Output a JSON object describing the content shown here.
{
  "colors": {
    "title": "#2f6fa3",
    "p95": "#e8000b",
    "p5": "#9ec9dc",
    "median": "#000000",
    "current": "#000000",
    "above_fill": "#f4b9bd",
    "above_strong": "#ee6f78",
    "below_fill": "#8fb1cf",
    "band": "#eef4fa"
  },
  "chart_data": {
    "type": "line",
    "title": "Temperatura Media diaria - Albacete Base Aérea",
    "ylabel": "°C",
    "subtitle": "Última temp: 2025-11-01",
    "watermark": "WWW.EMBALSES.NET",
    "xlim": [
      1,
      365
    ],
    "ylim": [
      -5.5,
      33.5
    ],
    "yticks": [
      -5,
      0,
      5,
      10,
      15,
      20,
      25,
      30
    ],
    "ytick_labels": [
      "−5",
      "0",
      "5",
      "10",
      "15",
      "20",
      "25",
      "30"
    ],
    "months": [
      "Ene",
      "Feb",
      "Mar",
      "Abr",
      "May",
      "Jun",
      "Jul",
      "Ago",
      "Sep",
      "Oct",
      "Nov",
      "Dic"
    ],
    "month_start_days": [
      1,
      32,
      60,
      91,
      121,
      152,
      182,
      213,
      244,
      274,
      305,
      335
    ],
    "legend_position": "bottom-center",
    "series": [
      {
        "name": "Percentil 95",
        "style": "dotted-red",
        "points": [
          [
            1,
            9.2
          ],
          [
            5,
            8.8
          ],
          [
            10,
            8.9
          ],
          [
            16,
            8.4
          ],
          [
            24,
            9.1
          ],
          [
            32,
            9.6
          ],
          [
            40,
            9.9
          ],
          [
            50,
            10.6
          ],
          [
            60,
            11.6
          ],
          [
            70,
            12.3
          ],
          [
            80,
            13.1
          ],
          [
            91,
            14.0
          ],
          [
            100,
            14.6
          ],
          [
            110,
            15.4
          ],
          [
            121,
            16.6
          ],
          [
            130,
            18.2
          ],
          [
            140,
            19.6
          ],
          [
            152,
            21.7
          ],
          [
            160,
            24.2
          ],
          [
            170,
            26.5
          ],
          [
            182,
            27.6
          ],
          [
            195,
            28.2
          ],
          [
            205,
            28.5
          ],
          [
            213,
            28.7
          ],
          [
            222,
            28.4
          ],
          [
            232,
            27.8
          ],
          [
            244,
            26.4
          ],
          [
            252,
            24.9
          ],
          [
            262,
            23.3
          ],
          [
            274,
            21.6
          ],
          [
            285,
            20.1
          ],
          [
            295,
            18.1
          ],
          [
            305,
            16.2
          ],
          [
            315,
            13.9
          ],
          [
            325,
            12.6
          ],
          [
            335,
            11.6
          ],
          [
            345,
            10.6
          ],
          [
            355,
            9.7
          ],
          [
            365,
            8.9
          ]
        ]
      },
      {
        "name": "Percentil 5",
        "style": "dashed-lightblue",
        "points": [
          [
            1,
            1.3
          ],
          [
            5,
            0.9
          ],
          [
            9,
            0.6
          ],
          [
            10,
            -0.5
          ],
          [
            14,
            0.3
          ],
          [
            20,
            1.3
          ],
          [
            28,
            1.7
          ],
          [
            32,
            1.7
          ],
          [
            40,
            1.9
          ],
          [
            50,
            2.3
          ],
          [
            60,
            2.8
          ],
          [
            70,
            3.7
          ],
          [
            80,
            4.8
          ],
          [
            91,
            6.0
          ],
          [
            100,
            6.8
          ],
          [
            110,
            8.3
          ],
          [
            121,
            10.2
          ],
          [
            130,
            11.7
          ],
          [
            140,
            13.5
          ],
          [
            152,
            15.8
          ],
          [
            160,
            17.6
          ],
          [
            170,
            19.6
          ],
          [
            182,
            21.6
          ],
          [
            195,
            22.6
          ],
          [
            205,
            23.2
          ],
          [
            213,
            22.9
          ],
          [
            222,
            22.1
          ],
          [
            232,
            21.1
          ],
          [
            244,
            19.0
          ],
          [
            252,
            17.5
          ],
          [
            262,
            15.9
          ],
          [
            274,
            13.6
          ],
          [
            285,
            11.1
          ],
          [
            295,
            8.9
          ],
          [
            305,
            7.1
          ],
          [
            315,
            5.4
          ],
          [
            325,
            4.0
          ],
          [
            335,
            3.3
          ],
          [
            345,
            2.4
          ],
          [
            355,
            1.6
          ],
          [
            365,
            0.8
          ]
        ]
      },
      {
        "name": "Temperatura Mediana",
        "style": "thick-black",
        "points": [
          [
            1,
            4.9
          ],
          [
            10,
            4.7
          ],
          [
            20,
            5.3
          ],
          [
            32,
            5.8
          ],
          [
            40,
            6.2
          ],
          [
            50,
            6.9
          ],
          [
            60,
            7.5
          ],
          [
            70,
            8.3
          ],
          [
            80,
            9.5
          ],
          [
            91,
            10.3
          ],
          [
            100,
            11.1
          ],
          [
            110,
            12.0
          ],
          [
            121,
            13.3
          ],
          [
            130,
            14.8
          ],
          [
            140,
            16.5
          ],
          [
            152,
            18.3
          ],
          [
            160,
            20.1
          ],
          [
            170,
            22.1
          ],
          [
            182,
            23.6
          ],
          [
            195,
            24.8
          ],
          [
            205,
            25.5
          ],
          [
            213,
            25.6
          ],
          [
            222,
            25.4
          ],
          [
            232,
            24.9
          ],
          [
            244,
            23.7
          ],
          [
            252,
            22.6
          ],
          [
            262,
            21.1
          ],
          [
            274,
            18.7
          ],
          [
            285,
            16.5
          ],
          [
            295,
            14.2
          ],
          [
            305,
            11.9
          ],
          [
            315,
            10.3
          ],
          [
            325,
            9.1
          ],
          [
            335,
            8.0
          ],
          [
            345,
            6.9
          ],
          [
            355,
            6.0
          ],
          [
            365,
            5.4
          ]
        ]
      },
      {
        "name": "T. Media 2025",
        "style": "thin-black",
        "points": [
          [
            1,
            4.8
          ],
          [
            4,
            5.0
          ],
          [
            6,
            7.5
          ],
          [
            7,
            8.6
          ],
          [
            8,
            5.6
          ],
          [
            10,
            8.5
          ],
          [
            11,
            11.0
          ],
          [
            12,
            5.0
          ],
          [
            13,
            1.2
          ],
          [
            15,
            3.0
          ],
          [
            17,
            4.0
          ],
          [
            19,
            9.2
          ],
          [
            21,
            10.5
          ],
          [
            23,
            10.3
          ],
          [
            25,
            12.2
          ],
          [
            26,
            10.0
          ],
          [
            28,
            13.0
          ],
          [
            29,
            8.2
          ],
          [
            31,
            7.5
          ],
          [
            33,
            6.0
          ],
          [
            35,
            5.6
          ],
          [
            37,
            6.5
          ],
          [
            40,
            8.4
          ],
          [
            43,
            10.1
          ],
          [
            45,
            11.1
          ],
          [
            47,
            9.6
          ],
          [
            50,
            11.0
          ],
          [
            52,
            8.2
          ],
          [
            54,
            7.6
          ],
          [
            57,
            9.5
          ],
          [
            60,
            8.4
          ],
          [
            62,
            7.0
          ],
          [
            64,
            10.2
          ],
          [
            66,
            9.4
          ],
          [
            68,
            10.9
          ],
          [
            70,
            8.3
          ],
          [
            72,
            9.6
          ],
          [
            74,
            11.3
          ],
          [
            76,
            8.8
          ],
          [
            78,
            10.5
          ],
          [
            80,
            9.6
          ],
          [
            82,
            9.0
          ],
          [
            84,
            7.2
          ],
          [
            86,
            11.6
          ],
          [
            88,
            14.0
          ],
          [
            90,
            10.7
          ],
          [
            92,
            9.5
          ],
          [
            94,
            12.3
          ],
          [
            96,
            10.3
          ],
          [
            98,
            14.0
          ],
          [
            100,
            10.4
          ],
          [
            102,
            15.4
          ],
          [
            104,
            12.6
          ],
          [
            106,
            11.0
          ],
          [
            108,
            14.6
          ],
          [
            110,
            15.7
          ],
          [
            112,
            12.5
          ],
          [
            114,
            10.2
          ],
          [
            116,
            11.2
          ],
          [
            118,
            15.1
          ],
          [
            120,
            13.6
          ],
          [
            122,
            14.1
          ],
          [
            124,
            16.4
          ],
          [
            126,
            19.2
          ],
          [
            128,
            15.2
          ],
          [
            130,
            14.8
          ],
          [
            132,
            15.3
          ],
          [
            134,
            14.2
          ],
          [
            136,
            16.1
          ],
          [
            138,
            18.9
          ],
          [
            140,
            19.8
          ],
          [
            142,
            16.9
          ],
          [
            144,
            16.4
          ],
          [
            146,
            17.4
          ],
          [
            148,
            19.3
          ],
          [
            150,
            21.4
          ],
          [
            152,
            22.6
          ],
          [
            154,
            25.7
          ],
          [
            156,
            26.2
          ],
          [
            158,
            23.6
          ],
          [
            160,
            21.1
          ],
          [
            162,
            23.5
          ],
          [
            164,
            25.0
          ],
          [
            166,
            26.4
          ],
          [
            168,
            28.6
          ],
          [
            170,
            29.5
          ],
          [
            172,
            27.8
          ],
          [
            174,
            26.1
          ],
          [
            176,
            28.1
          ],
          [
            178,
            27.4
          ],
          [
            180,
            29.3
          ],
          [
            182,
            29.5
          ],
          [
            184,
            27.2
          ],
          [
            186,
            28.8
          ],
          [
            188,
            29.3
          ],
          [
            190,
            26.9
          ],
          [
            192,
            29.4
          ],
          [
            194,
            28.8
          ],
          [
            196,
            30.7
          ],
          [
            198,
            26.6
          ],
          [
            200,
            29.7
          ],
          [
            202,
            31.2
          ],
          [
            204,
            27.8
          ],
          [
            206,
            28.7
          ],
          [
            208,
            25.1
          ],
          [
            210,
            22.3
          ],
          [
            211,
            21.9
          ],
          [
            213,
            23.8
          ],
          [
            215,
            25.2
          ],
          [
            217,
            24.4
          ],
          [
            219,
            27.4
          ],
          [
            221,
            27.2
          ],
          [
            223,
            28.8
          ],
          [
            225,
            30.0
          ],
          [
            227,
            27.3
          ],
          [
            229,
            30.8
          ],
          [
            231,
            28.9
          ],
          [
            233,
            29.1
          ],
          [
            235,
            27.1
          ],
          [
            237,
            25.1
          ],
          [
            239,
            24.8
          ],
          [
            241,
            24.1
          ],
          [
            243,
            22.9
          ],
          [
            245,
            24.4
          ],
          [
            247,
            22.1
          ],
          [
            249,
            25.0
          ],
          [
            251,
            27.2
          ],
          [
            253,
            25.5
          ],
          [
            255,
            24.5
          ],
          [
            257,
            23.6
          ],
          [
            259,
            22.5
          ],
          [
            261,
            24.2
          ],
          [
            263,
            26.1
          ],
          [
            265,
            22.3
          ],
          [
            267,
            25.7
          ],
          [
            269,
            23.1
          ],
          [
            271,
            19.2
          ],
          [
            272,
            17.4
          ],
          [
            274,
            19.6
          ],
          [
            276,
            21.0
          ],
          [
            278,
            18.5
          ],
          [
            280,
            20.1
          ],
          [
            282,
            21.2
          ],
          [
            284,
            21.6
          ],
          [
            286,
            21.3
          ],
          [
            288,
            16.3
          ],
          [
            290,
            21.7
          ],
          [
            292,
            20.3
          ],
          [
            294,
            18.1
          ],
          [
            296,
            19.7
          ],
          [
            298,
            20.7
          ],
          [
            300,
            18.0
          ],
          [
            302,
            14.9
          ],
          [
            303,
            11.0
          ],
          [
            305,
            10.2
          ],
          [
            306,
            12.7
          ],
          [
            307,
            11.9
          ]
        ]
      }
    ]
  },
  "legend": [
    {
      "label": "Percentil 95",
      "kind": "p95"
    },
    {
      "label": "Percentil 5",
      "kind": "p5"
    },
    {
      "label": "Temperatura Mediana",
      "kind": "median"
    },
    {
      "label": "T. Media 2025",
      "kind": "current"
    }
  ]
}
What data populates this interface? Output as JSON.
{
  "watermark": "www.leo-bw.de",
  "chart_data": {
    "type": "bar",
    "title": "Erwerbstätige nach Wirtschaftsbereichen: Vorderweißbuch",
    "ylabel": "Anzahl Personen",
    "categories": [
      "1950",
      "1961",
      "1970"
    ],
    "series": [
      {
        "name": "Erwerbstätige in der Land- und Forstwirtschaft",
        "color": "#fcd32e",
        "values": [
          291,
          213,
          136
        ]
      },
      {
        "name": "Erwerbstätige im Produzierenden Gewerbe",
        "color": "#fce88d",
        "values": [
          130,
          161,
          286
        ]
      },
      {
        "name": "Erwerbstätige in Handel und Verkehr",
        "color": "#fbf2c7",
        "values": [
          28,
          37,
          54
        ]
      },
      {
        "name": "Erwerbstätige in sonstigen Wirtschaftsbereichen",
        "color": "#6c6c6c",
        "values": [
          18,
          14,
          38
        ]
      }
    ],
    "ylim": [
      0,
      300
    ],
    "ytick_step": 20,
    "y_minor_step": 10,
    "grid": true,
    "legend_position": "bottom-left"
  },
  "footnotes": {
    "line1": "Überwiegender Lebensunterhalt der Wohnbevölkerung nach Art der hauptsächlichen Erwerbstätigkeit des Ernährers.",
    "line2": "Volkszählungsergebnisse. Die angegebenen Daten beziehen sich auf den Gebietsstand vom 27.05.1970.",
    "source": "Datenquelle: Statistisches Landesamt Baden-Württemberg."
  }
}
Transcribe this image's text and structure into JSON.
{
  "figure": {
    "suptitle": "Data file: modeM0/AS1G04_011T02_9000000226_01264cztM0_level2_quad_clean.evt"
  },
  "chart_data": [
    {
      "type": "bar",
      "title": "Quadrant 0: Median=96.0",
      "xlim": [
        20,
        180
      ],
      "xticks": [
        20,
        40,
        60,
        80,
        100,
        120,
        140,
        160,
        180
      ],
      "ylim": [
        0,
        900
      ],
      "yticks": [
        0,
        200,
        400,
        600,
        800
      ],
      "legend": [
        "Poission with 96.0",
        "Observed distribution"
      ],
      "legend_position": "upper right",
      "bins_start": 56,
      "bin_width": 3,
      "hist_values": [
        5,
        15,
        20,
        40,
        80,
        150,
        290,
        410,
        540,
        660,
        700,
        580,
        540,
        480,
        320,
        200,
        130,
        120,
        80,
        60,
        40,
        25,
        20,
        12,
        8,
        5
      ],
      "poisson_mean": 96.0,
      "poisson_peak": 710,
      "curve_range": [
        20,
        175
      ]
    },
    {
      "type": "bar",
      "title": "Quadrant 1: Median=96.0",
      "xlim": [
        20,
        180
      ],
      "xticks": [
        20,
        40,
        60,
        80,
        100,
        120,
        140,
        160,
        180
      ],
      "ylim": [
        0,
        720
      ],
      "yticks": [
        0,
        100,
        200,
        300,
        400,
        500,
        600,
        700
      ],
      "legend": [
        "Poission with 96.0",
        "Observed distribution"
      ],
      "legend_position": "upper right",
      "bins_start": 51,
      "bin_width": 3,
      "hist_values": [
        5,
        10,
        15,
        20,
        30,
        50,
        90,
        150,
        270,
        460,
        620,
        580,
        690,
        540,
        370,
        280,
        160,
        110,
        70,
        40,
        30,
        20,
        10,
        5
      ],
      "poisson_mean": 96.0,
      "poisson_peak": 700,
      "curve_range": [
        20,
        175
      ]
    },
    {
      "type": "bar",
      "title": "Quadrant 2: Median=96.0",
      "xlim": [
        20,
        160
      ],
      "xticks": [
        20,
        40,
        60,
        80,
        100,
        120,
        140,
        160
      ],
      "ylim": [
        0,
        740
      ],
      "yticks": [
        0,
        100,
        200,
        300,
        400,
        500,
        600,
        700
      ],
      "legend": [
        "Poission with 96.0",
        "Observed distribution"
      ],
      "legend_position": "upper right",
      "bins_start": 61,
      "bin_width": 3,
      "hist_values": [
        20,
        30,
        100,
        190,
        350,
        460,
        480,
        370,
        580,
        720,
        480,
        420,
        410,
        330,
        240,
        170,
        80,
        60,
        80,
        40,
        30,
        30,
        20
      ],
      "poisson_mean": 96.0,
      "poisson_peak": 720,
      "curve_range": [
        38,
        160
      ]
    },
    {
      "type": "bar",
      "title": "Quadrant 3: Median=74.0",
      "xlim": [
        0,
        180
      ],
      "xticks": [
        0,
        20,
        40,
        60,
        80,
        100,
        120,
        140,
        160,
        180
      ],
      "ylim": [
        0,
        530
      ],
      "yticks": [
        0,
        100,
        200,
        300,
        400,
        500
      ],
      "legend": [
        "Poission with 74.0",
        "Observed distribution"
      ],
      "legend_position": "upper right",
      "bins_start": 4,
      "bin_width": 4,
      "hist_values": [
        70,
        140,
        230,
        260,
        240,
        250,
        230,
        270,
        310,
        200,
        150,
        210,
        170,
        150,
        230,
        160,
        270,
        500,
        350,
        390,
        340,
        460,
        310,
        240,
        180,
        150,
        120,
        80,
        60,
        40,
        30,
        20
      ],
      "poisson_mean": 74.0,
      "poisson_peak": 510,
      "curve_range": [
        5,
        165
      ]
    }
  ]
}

• [Given instruction] Read the lines above. Gather those in which the string "nach" is found.

• [Solution below]
    "title": "Erwerbstätige nach Wirtschaftsbereichen: Vorderweißbuch",
    "line1": "Überwiegender Lebensunterhalt der Wohnbevölkerung nach Art der hauptsächlichen Erwerbstätigkeit des Ernährers.",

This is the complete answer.